◆ THE TASK:
Take every line that has the string "false" and copy it out.

◆ MATERIAL:
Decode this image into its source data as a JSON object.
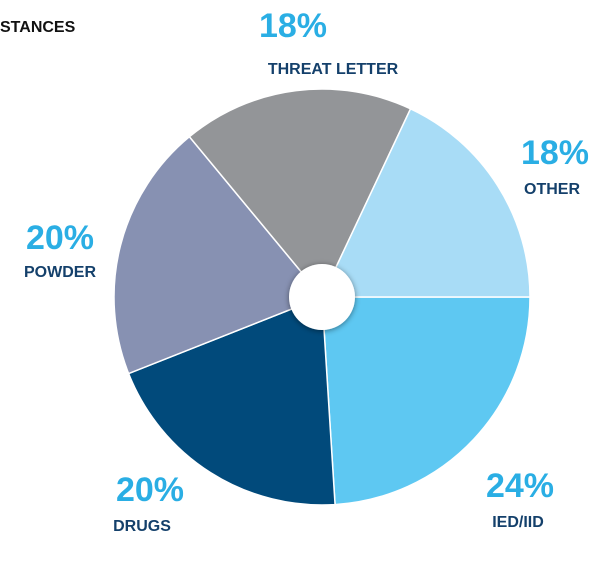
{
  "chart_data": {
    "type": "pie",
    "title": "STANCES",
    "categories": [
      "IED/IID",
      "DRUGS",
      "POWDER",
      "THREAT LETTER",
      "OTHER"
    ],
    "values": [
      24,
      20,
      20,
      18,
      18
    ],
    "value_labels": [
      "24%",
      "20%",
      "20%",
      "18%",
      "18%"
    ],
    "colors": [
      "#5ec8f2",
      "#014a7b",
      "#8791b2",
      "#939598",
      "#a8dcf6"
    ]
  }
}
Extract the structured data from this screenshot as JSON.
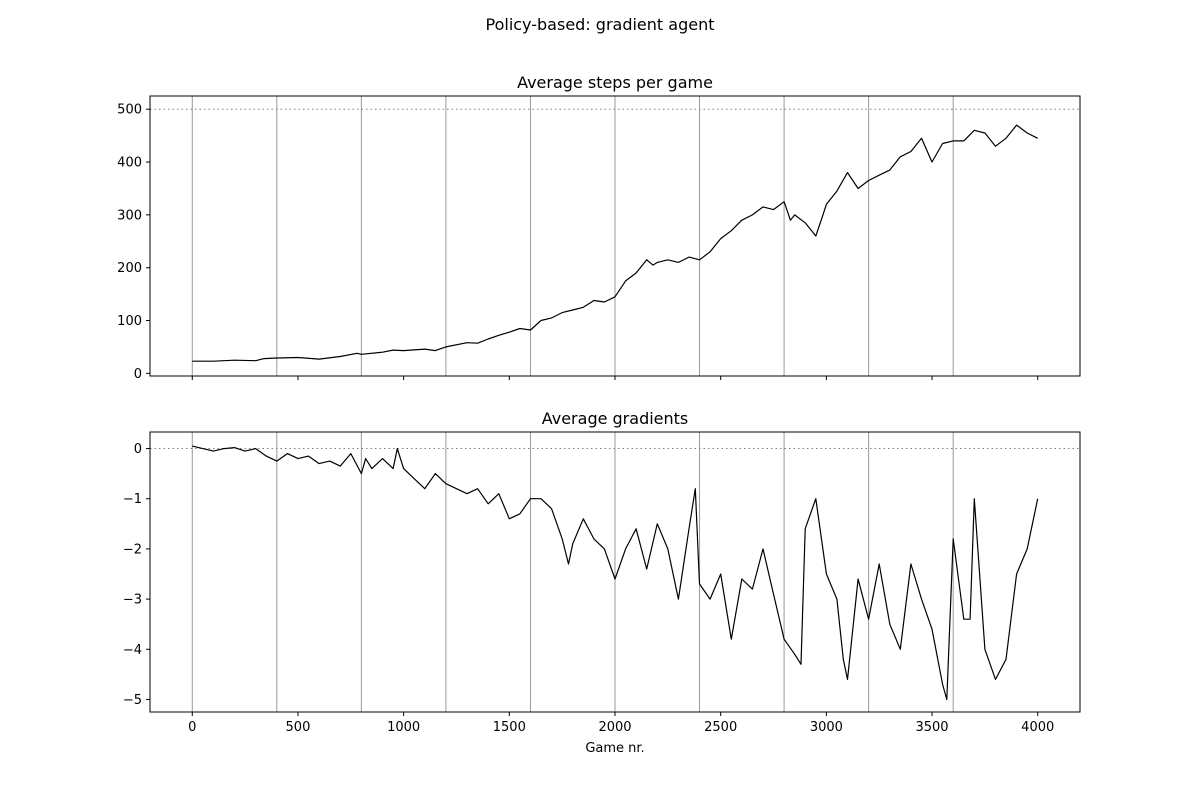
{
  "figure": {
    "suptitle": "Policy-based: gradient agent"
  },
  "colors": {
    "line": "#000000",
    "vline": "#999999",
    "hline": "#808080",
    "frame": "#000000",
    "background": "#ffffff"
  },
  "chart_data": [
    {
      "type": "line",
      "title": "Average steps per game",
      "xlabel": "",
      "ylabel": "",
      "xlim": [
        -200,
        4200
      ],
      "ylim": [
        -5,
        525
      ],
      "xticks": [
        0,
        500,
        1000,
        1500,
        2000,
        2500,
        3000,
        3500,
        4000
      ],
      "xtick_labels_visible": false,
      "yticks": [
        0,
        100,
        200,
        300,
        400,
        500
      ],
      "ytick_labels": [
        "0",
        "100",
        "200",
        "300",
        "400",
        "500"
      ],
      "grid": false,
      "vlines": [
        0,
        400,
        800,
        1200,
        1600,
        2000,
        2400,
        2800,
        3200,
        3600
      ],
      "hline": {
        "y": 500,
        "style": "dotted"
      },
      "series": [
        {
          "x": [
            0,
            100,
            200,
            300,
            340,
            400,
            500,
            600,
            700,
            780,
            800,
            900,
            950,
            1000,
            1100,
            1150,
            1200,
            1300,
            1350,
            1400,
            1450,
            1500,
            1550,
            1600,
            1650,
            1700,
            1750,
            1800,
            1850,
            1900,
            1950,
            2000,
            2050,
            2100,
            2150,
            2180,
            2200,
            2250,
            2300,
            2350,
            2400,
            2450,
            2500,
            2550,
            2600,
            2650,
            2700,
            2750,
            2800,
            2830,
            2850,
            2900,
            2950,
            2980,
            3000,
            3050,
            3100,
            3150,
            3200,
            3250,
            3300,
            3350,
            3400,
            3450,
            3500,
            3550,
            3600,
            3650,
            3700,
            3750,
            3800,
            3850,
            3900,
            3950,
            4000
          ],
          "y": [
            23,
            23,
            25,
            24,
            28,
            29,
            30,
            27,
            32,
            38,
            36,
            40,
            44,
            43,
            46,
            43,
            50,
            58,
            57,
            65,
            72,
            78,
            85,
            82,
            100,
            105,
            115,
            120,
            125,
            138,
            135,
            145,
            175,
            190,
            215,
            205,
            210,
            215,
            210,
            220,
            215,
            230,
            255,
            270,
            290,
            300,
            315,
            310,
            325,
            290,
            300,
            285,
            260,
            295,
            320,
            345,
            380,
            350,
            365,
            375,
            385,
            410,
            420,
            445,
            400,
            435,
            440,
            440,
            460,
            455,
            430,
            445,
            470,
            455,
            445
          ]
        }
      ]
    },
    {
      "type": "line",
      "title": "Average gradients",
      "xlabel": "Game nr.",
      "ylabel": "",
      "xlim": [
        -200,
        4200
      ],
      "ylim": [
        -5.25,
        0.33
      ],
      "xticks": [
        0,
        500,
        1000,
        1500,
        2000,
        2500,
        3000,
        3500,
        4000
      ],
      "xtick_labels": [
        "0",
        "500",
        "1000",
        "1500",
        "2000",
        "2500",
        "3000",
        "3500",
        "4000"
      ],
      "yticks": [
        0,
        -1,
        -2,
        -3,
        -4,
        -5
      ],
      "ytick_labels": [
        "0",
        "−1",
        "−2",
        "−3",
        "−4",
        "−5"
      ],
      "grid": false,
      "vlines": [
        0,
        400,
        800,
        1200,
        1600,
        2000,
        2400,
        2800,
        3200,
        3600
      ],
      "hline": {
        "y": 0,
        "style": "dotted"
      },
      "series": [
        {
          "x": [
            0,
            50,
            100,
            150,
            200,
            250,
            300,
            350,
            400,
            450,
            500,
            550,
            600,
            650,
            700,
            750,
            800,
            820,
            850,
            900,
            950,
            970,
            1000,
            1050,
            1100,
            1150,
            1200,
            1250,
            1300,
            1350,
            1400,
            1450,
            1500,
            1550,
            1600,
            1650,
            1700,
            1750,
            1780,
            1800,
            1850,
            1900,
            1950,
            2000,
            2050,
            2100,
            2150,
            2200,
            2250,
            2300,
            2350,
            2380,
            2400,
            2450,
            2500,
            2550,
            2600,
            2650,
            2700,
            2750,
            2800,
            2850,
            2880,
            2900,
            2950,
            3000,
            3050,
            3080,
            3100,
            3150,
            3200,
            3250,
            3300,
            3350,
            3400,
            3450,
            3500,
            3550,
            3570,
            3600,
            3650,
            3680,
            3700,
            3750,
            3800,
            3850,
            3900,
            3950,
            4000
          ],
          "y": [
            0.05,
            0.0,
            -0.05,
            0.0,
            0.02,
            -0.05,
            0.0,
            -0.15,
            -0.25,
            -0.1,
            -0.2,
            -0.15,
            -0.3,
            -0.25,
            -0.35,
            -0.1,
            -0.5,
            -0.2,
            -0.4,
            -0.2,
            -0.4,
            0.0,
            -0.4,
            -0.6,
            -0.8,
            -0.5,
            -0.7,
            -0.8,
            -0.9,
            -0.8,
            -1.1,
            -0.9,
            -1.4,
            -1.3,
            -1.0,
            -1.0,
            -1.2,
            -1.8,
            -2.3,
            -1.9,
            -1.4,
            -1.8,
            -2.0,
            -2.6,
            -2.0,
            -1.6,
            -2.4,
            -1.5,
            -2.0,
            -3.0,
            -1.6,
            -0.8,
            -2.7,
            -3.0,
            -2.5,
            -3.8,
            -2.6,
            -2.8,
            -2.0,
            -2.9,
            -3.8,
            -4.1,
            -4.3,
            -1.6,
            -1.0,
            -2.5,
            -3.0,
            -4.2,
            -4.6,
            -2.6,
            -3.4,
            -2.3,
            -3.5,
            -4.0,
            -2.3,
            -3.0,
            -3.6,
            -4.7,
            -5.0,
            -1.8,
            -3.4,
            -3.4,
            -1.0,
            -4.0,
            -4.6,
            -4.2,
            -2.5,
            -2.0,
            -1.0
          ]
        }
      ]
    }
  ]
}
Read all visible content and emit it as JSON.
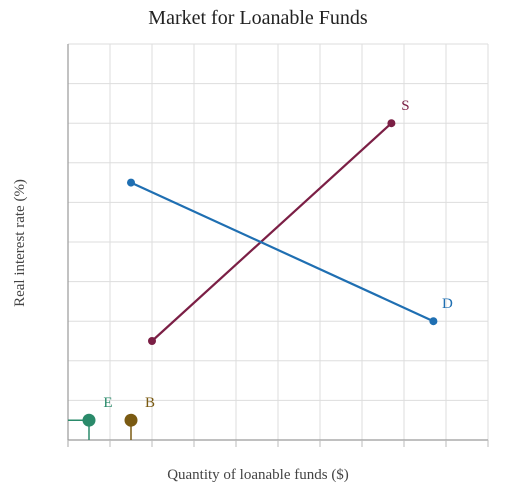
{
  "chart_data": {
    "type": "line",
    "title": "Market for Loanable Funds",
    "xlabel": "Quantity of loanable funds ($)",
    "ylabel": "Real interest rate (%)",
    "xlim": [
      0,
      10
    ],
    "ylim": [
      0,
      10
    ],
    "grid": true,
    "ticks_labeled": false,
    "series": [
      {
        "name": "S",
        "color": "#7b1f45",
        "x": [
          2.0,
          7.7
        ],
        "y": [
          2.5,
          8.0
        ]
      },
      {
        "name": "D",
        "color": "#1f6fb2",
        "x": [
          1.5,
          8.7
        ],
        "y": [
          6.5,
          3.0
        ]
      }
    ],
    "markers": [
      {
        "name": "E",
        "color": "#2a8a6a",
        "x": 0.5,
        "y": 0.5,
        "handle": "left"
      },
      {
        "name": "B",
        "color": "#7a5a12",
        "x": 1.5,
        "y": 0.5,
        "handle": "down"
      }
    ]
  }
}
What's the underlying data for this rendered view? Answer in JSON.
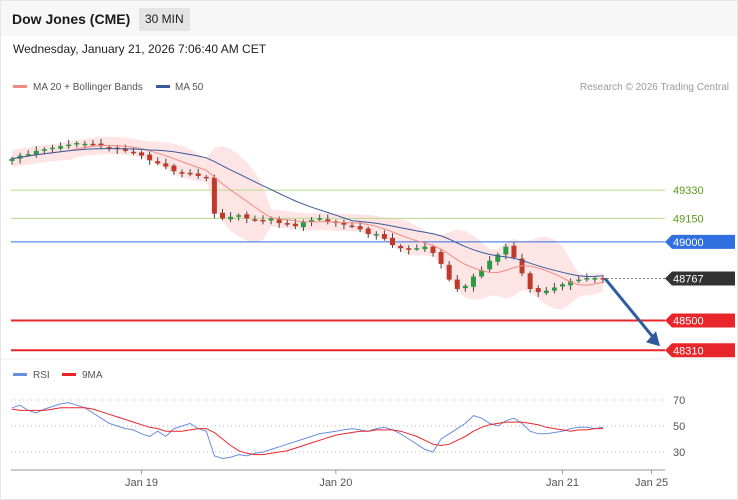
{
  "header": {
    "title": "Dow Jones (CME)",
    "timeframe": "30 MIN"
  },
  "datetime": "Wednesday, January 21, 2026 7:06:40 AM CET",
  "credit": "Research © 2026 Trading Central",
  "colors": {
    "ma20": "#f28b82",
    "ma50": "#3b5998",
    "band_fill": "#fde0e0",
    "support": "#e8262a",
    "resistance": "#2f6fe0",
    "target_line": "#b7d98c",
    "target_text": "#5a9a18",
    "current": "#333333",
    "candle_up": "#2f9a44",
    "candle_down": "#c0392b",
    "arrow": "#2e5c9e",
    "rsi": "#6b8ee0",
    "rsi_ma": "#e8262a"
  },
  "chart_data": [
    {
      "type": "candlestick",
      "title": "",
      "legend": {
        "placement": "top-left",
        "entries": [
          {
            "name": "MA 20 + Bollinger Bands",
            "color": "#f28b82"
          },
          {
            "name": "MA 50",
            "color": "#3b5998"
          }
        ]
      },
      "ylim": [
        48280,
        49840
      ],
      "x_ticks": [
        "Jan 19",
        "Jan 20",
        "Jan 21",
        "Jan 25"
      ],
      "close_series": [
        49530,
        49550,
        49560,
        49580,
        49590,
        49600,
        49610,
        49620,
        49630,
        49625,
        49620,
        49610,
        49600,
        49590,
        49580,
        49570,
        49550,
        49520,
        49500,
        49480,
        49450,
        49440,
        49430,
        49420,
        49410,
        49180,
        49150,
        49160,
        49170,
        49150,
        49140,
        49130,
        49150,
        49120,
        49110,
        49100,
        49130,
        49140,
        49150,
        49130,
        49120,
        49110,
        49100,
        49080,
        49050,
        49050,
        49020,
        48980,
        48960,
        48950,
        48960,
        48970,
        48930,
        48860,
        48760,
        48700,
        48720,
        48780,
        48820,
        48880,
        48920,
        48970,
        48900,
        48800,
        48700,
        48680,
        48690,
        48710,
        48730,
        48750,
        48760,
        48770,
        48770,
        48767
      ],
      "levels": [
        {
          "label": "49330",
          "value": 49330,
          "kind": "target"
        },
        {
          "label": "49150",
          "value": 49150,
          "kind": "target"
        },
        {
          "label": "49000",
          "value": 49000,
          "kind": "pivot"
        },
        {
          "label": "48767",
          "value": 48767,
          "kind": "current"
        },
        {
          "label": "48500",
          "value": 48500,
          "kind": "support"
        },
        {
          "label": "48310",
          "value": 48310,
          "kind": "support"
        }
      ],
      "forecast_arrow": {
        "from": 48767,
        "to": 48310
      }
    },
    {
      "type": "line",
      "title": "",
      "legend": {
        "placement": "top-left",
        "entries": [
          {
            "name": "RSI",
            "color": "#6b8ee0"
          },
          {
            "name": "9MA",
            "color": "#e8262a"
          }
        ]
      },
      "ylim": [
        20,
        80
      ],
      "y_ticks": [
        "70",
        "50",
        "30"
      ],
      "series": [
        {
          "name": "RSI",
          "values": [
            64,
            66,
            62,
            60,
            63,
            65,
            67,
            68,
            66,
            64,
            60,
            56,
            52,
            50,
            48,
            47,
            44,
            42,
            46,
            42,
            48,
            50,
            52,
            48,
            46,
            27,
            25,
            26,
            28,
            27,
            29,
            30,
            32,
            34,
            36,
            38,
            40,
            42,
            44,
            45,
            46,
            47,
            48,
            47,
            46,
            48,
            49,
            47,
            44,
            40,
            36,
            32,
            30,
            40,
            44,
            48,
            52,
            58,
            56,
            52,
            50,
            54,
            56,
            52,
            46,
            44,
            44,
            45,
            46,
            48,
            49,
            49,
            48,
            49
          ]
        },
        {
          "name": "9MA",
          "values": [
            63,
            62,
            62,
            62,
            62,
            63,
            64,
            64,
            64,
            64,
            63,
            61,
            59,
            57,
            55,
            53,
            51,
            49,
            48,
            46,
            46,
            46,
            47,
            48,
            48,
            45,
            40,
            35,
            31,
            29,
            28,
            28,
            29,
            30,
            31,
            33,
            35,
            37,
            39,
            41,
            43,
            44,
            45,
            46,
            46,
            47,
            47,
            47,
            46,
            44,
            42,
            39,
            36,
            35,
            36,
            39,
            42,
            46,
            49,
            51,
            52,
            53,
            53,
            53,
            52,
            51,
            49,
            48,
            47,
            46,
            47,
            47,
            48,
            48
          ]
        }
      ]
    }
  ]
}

◆ RESULT OF THIS TASK:
      "xtick_labels_visible": false,
      "grid": false,
      "grid": false,
    "ticks_labeled": false,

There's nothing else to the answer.